==== Trecho do documento

Osteoporose, estudo aponta que cientistas procuram sintomas em ossos errados, por isso o tratamento não é tão eficiente

A perda de tecido compacto relacionada com a idade poderia ser a chave para o diagnóstico e tratamento da osteoporose, segundo um estudo publicado no último número da revista médica The Lancet. Cerca de 80% das fraturas sofridas por pacientes maiores de 65 anos são resultado de uma perda de tecido compacto e não – como se achava até agora – de tecido esponjoso, o outro elemento que compõe os ossos.

Assim, os remédios para suprir a perda de tecido compacto poderiam reduzir o risco de fraturas e deveriam ser utilizados no tratamento de idosos com osteoporose. Segundo o artigo, durante os últimos 70 anos as pesquisas sobre osteoporose foram focadas na perda de tecido esponjoso, as fraturas produzidas nesta parte dos ossos e nas vértebras, que contêm uma grande quantidade desse tecido.

Para investigar o papel do tecido compacto no aumento da probabilidade de sofrer fraturas, uma equipe de pesquisadores da Universidade de Melbourne (Austrália) utilizou raios X de alta resolução para capturar tomografias e microscópios de elétrons.

========
==== Dados extraídos

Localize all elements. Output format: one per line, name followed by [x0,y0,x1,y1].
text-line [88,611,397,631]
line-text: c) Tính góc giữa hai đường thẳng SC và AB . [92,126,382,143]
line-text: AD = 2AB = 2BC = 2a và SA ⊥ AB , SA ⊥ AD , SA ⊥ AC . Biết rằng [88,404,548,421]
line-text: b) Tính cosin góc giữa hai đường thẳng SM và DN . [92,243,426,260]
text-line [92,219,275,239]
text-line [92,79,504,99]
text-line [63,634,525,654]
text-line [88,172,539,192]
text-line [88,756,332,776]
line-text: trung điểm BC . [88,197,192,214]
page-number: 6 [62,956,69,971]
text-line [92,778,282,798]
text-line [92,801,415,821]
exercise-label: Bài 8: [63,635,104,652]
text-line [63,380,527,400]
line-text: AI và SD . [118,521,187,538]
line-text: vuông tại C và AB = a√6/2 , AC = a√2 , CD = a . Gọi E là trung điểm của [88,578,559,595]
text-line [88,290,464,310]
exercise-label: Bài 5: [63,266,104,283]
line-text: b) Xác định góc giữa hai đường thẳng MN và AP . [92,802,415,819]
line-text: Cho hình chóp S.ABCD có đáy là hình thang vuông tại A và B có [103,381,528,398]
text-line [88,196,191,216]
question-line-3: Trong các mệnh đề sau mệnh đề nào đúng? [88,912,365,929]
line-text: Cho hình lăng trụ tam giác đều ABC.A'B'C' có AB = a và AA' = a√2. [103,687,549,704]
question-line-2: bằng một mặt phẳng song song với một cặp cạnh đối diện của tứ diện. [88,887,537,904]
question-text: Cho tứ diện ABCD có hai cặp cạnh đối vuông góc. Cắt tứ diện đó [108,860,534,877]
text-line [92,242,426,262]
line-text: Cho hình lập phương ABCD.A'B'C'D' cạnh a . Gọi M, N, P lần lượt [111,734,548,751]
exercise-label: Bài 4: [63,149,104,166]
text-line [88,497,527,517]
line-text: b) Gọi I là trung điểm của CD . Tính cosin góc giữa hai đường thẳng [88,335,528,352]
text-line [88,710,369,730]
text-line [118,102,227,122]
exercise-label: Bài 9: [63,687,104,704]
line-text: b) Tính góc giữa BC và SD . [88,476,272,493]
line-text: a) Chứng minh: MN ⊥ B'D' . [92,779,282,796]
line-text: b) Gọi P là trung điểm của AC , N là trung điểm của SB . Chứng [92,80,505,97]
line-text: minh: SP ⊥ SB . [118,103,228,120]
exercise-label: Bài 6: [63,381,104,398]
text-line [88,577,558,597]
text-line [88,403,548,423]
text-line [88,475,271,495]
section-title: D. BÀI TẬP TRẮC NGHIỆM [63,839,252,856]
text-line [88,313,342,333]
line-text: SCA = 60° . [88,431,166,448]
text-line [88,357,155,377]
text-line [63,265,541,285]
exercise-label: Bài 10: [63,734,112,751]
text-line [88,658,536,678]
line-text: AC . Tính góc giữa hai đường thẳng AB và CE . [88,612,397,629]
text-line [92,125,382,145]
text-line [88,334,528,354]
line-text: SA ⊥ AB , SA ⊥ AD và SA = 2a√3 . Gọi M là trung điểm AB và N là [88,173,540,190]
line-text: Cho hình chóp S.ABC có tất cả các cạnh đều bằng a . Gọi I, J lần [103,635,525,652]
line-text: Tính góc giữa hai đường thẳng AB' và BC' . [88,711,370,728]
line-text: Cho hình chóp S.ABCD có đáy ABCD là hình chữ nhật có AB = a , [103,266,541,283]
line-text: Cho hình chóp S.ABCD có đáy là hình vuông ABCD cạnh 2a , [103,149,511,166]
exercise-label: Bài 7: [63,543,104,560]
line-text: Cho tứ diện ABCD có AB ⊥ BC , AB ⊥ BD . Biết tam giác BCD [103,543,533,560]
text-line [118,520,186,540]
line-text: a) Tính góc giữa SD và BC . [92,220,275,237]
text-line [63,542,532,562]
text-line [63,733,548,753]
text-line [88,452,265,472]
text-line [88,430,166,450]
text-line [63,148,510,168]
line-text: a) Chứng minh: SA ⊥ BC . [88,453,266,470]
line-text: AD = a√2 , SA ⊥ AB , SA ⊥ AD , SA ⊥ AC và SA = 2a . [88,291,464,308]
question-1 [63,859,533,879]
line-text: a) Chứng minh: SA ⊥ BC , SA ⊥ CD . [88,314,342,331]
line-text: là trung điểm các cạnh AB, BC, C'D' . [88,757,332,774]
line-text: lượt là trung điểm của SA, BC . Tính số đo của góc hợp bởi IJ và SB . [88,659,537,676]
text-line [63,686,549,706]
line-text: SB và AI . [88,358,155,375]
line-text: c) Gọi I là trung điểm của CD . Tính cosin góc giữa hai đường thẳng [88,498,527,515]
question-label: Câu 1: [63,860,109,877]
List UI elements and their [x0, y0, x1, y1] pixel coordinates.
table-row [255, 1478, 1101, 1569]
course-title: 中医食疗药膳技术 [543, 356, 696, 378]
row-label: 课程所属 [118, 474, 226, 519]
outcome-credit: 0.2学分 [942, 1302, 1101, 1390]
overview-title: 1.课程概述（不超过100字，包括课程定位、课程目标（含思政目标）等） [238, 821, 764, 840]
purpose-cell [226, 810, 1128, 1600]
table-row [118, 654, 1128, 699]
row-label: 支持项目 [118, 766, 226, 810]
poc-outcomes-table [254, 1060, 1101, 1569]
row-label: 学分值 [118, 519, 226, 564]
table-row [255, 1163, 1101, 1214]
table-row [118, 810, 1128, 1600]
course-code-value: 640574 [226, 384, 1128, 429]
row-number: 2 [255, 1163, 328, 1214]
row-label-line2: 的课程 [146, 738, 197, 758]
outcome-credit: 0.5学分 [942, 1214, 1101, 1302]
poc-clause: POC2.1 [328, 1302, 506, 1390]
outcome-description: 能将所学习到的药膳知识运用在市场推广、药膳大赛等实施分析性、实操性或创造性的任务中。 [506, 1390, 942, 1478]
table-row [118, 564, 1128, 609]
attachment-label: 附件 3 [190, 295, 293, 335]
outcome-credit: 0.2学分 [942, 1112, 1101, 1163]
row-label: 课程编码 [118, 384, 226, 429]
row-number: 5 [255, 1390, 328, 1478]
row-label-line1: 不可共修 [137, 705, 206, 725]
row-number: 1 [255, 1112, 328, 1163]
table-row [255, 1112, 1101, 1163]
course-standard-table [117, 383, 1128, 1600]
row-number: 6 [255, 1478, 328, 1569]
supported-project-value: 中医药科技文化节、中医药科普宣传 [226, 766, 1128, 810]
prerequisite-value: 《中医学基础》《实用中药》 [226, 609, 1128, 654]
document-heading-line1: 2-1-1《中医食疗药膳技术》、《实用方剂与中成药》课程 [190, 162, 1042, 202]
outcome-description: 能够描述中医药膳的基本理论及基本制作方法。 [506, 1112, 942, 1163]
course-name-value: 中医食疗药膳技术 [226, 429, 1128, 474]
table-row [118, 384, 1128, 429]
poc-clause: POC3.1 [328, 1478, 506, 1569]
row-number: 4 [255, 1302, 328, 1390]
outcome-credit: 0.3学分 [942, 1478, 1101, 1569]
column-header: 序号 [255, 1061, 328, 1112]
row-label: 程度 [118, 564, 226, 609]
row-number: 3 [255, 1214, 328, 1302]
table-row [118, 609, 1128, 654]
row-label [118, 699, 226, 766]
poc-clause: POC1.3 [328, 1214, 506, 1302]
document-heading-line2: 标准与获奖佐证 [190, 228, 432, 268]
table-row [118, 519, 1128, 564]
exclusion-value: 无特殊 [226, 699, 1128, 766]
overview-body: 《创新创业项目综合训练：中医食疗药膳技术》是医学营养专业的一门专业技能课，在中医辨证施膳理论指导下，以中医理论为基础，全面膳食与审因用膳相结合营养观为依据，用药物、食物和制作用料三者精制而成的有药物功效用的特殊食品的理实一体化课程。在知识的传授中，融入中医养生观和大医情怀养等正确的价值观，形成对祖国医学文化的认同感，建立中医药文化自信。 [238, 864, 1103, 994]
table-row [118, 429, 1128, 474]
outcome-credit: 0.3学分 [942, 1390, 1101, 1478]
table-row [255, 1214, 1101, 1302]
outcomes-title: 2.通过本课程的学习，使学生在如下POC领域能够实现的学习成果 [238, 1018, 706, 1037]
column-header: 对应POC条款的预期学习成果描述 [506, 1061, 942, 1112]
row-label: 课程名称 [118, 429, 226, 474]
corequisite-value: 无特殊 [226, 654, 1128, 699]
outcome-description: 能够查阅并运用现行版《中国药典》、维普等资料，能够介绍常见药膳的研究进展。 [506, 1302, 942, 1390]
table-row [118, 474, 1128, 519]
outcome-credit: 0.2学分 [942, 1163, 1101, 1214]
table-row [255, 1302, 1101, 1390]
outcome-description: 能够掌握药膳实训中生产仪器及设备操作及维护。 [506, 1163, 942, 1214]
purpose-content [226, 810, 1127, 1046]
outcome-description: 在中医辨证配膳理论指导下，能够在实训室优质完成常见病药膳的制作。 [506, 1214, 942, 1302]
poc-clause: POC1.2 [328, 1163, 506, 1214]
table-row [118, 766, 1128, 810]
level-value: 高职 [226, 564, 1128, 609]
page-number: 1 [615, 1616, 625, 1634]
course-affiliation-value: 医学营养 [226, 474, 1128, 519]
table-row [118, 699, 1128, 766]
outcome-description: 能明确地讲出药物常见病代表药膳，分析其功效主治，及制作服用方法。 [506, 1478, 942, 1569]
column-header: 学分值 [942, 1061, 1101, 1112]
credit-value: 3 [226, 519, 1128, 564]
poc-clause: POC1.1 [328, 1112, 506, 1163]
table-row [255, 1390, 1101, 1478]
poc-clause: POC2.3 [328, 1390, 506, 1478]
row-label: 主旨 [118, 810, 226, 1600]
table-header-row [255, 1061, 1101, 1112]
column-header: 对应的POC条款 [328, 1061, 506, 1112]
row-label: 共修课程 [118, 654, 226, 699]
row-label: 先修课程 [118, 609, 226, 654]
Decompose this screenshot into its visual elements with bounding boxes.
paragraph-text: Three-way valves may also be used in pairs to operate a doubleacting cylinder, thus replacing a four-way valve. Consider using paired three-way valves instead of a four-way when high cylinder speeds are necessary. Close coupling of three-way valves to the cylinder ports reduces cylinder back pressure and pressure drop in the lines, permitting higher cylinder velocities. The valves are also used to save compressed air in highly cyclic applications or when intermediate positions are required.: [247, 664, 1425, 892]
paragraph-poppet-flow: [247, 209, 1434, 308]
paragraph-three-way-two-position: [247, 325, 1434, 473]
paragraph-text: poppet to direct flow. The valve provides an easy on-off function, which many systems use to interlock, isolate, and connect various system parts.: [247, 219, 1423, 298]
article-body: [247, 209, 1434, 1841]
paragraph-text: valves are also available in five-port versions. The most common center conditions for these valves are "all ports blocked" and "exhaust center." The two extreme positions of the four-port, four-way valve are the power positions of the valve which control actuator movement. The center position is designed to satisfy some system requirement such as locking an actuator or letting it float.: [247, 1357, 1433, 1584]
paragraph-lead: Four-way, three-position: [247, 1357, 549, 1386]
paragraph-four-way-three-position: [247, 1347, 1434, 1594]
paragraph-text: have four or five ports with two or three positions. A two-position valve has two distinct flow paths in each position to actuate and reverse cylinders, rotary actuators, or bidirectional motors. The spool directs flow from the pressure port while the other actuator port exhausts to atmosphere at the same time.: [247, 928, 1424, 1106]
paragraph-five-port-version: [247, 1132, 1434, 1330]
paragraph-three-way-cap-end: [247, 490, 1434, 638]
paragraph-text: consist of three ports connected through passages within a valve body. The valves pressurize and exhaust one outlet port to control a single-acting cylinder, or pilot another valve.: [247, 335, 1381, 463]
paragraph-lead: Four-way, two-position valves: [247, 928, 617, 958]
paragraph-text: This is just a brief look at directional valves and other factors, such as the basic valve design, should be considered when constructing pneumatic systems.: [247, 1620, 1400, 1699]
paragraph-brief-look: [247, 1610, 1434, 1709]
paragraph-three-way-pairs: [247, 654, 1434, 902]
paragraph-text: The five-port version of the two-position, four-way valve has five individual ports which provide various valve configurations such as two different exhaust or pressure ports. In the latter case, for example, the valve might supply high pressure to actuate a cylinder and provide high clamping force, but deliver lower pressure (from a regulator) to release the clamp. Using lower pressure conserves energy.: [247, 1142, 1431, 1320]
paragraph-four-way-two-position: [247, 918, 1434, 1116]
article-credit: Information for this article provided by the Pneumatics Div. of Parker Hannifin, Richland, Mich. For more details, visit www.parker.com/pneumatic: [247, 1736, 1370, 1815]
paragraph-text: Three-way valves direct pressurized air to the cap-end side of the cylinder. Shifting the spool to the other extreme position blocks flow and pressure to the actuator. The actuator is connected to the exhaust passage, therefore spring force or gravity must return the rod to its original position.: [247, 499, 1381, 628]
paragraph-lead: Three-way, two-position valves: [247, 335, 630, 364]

========

## O que fazer
1. Segundo o texto sobre osteoporose, em que revista médica foi publicado o estudo?
2. Indique se cada afirmação abaixo está de acordo com o texto sobre osteoporose, citando as palavras do texto que justificam a resposta.
(a) Cerca de 80% das fraturas em pacientes maiores de 65 anos resultam da perda de tecido compacto.
(b) Nos últimos 70 anos, as pesquisas sobre osteoporose concentraram-se na perda de tecido compacto.
(c) A equipe que investigou o papel do tecido compacto era da Universidade de Sydney.
3. Reproduza o texto sobre osteoporose em todo o trecho que vai de "Para investigar o" até "microscópios de elétrons.".

## Respostas do exercício
1. Na revista médica The Lancet.

2.
(a) Sim: "Cerca de 80% das fraturas sofridas por pacientes maiores de 65 anos são resultado de uma perda de tecido compacto".
(b) Não: "durante os últimos 70 anos as pesquisas sobre osteoporose foram focadas na perda de tecido esponjoso".
(c) Não: "uma equipe de pesquisadores da Universidade de Melbourne (Austrália)".

3.
Para investigar o papel do tecido compacto no aumento da probabilidade de sofrer fraturas, uma equipe de pesquisadores da Universidade de Melbourne (Austrália) utilizou raios X de alta resolução para capturar tomografias e microscópios de elétrons.